Scan the lines below for the string "chevron" and copy every one that has it.

— Start Excerpted records —

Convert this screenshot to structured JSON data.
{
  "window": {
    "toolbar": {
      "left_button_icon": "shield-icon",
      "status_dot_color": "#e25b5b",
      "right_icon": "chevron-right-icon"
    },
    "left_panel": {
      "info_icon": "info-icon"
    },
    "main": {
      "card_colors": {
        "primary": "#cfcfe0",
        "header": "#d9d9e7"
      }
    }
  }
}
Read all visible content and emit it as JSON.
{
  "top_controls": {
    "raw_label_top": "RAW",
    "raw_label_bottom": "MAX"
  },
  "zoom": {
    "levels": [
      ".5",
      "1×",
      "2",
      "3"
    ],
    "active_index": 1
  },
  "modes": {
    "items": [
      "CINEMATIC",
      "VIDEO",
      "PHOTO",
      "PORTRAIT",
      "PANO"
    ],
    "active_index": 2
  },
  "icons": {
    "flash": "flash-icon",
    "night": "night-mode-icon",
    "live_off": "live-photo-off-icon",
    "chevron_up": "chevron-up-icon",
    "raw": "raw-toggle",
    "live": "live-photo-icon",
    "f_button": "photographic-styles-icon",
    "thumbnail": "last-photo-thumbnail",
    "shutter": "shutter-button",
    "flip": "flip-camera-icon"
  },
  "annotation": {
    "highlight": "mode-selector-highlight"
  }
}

— End Excerpted records —

▶ _Task solution_
      "right_icon": "chevron-right-icon"
    "chevron_up": "chevron-up-icon",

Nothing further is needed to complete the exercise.